## PROBLEM DESCRIPTION
Gather every line of the entries that includes the word "update".

## start

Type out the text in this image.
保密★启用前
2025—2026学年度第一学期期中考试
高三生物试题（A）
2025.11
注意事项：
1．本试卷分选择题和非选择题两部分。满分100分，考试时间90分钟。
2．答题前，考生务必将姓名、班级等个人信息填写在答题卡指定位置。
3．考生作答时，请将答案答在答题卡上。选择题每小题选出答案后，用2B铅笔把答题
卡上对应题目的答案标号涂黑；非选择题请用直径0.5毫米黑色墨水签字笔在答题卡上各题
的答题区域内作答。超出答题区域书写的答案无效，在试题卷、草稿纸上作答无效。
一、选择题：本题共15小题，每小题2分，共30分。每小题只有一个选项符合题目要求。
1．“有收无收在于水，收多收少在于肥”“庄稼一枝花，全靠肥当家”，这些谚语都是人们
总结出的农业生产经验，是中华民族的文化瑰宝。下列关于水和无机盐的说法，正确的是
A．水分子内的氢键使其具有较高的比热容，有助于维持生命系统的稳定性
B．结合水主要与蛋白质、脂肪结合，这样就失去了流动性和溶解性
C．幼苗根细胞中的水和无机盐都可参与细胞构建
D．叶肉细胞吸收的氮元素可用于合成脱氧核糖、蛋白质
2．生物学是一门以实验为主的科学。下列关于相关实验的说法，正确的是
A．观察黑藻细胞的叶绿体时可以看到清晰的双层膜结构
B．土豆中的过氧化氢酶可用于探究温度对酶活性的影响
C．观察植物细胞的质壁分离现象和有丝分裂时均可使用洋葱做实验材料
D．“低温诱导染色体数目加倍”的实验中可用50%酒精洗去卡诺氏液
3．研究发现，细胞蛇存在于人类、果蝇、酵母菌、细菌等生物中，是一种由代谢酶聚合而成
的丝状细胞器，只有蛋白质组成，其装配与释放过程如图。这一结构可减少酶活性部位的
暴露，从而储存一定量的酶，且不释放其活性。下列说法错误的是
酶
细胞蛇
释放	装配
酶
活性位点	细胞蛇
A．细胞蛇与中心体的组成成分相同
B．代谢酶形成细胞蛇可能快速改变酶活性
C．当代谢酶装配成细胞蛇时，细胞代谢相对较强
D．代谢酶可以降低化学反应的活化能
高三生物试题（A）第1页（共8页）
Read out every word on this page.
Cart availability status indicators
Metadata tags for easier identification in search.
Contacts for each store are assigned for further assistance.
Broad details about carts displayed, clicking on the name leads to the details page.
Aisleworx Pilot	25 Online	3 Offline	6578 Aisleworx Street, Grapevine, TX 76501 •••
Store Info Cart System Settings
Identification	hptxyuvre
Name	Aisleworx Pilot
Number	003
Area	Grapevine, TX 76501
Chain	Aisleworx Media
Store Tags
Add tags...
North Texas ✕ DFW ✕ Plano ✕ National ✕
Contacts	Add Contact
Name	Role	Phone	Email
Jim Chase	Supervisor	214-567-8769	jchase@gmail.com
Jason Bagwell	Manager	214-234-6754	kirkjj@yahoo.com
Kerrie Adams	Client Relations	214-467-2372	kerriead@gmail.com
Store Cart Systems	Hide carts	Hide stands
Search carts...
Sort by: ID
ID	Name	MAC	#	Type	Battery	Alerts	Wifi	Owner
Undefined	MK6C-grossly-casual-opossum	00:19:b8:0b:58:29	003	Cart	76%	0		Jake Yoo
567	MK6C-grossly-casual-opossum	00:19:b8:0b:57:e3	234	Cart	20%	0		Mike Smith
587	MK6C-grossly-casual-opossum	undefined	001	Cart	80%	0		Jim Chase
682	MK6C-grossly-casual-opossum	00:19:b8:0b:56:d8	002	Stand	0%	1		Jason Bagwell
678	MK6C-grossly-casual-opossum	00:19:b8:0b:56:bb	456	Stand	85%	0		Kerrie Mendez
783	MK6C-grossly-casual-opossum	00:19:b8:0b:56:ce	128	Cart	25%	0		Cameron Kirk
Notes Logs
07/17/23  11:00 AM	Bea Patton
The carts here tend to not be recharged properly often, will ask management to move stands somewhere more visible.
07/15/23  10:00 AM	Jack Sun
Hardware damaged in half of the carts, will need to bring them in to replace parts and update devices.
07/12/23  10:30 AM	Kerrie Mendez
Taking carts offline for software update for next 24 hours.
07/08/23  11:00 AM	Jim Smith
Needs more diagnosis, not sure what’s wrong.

## end

## FULL OUTPUT
Hardware damaged in half of the carts, will need to bring them in to replace parts and update devices.
Taking carts offline for software update for next 24 hours.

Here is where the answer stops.